» Aim of the task:
Pull out, unchanged, the stretch of the listing below from its first line through the line containing "svg-text:+: + bbox=[350, 1770, 369, 1806]", including both of those lines.
--- --- ---
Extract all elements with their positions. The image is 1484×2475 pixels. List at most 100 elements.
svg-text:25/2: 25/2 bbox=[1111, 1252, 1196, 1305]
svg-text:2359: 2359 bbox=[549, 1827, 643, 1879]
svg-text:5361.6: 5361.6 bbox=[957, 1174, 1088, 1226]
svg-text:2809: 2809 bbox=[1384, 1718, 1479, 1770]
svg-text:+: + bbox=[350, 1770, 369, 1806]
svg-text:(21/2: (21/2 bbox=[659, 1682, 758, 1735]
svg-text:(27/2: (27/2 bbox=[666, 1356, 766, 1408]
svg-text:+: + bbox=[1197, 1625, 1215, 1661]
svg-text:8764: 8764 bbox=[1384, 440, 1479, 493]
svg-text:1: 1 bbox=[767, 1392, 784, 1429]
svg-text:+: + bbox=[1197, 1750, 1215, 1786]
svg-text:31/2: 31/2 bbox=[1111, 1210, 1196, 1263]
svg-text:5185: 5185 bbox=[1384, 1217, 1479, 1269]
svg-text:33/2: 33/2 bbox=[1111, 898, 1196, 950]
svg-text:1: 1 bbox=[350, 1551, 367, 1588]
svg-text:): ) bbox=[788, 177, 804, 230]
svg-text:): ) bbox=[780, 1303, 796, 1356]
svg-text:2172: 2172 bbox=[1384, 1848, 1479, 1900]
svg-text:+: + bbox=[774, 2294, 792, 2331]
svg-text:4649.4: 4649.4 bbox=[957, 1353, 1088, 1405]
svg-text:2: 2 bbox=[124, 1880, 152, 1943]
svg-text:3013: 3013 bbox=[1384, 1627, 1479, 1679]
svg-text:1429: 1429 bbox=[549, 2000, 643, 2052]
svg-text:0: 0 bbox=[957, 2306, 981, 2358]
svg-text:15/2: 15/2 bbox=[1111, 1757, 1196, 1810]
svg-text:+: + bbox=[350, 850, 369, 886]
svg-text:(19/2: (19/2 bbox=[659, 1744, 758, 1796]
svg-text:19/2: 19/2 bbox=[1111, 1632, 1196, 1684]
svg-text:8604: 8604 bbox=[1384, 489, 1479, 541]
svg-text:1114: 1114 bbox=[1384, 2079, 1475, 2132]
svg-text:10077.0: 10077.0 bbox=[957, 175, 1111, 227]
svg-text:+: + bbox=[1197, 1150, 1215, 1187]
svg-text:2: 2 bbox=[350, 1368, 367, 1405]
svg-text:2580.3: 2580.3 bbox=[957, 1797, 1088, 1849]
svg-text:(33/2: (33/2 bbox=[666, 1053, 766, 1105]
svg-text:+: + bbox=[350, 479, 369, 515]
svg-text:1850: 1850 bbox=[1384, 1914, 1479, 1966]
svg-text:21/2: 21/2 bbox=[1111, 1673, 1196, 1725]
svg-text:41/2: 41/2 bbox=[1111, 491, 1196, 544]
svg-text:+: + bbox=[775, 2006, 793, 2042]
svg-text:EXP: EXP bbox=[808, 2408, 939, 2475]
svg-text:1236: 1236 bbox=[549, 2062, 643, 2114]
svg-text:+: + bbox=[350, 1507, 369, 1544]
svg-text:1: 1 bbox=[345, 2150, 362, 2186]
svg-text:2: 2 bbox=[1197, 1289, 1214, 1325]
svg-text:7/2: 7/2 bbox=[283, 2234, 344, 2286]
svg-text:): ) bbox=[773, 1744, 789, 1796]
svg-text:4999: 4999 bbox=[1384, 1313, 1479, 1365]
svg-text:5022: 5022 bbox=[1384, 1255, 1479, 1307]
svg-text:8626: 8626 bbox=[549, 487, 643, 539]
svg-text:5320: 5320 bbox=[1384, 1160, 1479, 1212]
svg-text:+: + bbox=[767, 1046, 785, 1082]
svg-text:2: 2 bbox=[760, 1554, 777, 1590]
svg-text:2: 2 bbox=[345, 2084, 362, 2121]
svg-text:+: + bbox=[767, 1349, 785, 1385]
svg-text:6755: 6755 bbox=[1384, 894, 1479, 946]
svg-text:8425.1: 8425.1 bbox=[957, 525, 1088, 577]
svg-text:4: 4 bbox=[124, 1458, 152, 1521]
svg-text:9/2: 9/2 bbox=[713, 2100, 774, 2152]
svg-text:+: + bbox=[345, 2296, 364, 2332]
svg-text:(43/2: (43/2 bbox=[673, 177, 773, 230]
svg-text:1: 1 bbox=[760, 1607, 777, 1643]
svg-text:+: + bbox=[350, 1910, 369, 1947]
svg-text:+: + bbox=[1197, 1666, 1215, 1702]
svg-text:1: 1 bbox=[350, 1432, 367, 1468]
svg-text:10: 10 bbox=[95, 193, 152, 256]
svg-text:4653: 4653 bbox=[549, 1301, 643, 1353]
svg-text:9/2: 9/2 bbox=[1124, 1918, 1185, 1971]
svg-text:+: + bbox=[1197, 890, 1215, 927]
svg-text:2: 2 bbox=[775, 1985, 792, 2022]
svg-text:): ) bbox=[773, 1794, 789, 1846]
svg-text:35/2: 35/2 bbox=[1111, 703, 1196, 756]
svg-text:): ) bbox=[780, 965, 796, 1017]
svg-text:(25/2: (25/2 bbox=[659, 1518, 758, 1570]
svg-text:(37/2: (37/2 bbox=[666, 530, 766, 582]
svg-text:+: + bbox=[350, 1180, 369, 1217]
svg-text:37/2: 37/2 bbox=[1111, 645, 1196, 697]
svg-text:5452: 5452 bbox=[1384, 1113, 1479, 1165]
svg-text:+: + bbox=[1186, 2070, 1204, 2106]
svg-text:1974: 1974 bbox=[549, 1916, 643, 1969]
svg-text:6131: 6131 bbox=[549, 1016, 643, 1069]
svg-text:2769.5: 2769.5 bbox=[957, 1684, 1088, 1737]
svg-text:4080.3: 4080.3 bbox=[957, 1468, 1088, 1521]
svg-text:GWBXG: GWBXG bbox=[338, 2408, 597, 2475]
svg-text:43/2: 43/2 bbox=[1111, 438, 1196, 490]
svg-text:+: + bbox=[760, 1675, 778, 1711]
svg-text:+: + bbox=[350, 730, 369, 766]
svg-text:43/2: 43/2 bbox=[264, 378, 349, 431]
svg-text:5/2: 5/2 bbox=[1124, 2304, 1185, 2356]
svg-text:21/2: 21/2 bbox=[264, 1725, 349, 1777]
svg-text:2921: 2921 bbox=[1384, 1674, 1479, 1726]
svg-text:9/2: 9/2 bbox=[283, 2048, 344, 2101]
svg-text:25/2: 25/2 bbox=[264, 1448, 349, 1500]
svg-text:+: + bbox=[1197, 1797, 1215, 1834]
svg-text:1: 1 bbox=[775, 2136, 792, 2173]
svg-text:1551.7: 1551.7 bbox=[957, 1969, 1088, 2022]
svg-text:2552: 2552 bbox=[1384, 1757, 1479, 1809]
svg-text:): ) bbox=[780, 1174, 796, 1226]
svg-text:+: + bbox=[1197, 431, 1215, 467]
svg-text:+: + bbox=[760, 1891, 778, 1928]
--- --- ---
» Result of this task:
Extract all elements with their positions. The image is 1484×2475 pixels. List at most 100 elements.
svg-text:25/2: 25/2 bbox=[1111, 1252, 1196, 1305]
svg-text:2359: 2359 bbox=[549, 1827, 643, 1879]
svg-text:5361.6: 5361.6 bbox=[957, 1174, 1088, 1226]
svg-text:2809: 2809 bbox=[1384, 1718, 1479, 1770]
svg-text:+: + bbox=[350, 1770, 369, 1806]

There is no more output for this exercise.